INFORMATION SHOWN:
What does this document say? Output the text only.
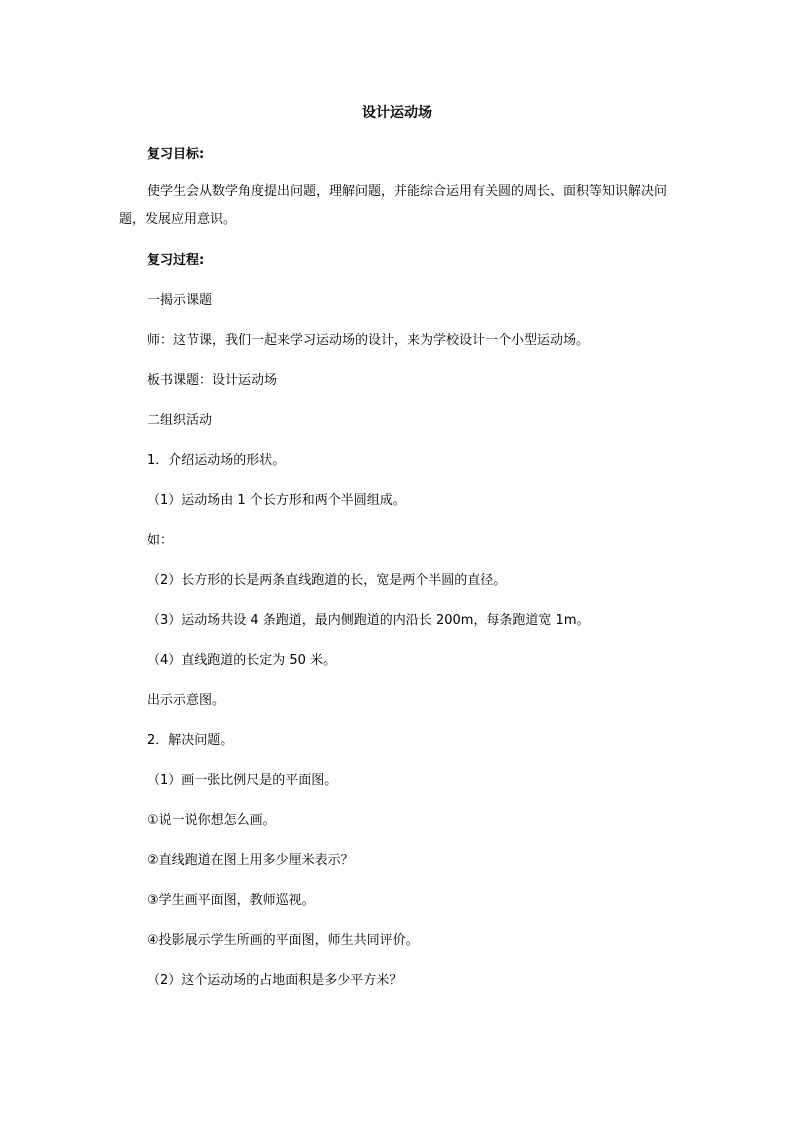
设计运动场
复习目标:
使学生会从数学角度提出问题，理解问题，并能综合运用有关圆的周长、面积等知识解决问题，发展应用意识。
复习过程:
一揭示课题
师：这节课，我们一起来学习运动场的设计，来为学校设计一个小型运动场。
板书课题：设计运动场
二组织活动
1．介绍运动场的形状。
（1）运动场由 1 个长方形和两个半圆组成。
如：
（2）长方形的长是两条直线跑道的长，宽是两个半圆的直径。
（3）运动场共设 4 条跑道，最内侧跑道的内沿长 200m，每条跑道宽 1m。
（4）直线跑道的长定为 50 米。
出示示意图。
2．解决问题。
（1）画一张比例尺是的平面图。
①说一说你想怎么画。
②直线跑道在图上用多少厘米表示？
③学生画平面图，教师巡视。
④投影展示学生所画的平面图，师生共同评价。
（2）这个运动场的占地面积是多少平方米？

DO THIS:
Reproduce every line above as written, skipping pictures.

ANSWER IN FULL:
What does this document say? Output the text only.
设计运动场
复习目标:
使学生会从数学角度提出问题，理解问题，并能综合运用有关圆的周长、面积等知识解决问题，发展应用意识。
复习过程:
一揭示课题
师：这节课，我们一起来学习运动场的设计，来为学校设计一个小型运动场。
板书课题：设计运动场
二组织活动
1．介绍运动场的形状。
（1）运动场由 1 个长方形和两个半圆组成。
如：
（2）长方形的长是两条直线跑道的长，宽是两个半圆的直径。
（3）运动场共设 4 条跑道，最内侧跑道的内沿长 200m，每条跑道宽 1m。
（4）直线跑道的长定为 50 米。
出示示意图。
2．解决问题。
（1）画一张比例尺是的平面图。
①说一说你想怎么画。
②直线跑道在图上用多少厘米表示？
③学生画平面图，教师巡视。
④投影展示学生所画的平面图，师生共同评价。
（2）这个运动场的占地面积是多少平方米？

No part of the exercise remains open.